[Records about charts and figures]
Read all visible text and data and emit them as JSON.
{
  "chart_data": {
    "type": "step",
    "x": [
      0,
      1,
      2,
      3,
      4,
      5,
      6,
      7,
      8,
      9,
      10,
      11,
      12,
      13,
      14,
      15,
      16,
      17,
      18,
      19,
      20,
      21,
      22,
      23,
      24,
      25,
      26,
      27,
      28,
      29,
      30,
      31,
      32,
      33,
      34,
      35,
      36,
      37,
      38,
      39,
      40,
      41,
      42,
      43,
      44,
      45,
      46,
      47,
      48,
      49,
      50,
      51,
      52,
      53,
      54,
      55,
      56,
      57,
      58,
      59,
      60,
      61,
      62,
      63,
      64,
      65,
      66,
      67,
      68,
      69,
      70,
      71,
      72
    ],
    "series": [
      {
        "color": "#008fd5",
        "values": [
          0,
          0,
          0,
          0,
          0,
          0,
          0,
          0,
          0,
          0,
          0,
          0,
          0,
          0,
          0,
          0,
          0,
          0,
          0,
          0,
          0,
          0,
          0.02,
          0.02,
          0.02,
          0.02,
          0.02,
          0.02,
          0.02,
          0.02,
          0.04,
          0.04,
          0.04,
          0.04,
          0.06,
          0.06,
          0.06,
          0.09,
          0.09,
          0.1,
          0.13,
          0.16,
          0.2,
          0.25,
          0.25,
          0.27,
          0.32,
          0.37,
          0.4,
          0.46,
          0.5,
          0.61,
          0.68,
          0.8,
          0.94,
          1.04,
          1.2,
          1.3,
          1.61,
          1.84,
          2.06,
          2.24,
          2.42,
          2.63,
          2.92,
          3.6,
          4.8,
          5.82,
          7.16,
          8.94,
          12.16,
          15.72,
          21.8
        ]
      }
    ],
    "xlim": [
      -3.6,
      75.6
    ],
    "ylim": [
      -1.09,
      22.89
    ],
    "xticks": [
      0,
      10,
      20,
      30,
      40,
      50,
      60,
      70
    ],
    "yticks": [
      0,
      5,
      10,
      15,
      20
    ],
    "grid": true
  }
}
---
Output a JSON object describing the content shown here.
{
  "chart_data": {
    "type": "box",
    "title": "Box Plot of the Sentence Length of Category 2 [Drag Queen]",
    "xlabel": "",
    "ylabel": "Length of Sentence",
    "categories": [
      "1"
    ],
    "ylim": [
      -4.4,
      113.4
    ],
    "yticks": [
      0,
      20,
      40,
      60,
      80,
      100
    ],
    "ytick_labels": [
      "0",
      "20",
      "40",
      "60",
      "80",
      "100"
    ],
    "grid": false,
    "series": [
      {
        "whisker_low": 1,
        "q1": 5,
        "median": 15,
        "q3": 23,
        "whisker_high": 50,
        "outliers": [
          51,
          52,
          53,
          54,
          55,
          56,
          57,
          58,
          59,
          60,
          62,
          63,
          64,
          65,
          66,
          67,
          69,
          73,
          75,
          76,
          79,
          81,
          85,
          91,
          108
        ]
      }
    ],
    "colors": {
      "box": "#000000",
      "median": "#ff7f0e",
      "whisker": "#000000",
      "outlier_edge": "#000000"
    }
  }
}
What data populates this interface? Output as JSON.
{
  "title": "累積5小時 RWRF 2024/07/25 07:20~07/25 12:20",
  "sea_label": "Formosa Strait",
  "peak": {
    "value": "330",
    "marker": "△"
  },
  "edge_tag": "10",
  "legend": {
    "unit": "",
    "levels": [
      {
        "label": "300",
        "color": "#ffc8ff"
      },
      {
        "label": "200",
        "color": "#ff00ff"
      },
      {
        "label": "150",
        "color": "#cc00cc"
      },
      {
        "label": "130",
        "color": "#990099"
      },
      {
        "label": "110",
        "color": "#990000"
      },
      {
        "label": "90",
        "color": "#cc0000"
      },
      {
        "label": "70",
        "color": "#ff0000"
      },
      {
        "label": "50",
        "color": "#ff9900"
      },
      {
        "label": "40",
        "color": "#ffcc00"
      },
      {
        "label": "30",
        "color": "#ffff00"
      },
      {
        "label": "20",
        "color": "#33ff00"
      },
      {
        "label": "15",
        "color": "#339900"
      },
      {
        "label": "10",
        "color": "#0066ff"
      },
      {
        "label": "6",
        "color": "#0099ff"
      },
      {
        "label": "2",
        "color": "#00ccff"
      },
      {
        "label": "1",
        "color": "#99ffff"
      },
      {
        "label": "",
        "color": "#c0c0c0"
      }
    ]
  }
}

** SHORT EXERCISE **
What is the number of lines in the data above that include the word "Sentence"? Answer with that number only.

** TASK OUTPUT **
2